╭──
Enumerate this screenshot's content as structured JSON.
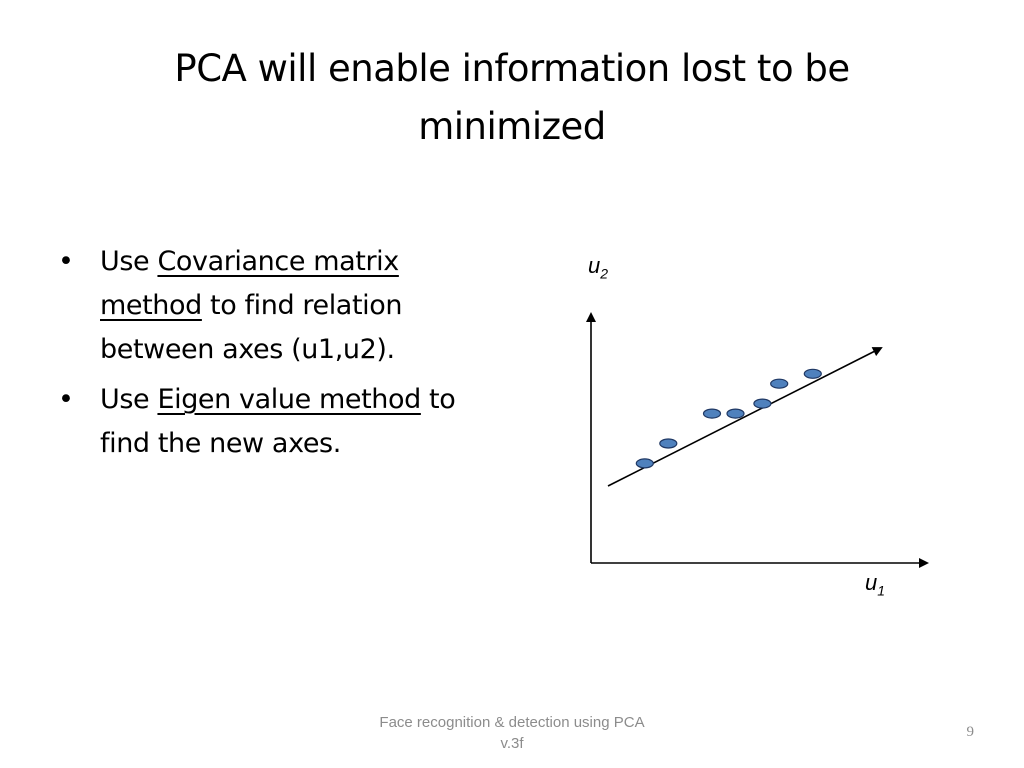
{
  "slide": {
    "title_line1": "PCA will enable information lost to be",
    "title_line2": "minimized",
    "bullets": [
      {
        "pre": "Use ",
        "underlined": "Covariance matrix method",
        "post": " to find relation between axes (u1,u2)."
      },
      {
        "pre": "Use ",
        "underlined": "Eigen value method",
        "post": " to find the new axes."
      }
    ],
    "diagram": {
      "y_axis_label": "u",
      "y_axis_sub": "2",
      "x_axis_label": "u",
      "x_axis_sub": "1",
      "point_color": "#4f81bd",
      "point_stroke": "#1f3864",
      "points": [
        {
          "u1": 0.16,
          "u2": 0.4
        },
        {
          "u1": 0.23,
          "u2": 0.48
        },
        {
          "u1": 0.36,
          "u2": 0.6
        },
        {
          "u1": 0.43,
          "u2": 0.6
        },
        {
          "u1": 0.51,
          "u2": 0.64
        },
        {
          "u1": 0.56,
          "u2": 0.72
        },
        {
          "u1": 0.66,
          "u2": 0.76
        }
      ]
    },
    "footer_line1": "Face recognition & detection using PCA",
    "footer_line2": "v.3f",
    "page_number": "9"
  }
}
╰──
_TASK DESCRIPTION_: Gather each line from the listing above that holds "post".

_ANSWER TO THE EXERCISE_:
        "post": " to find relation between axes (u1,u2)."
        "post": " to find the new axes."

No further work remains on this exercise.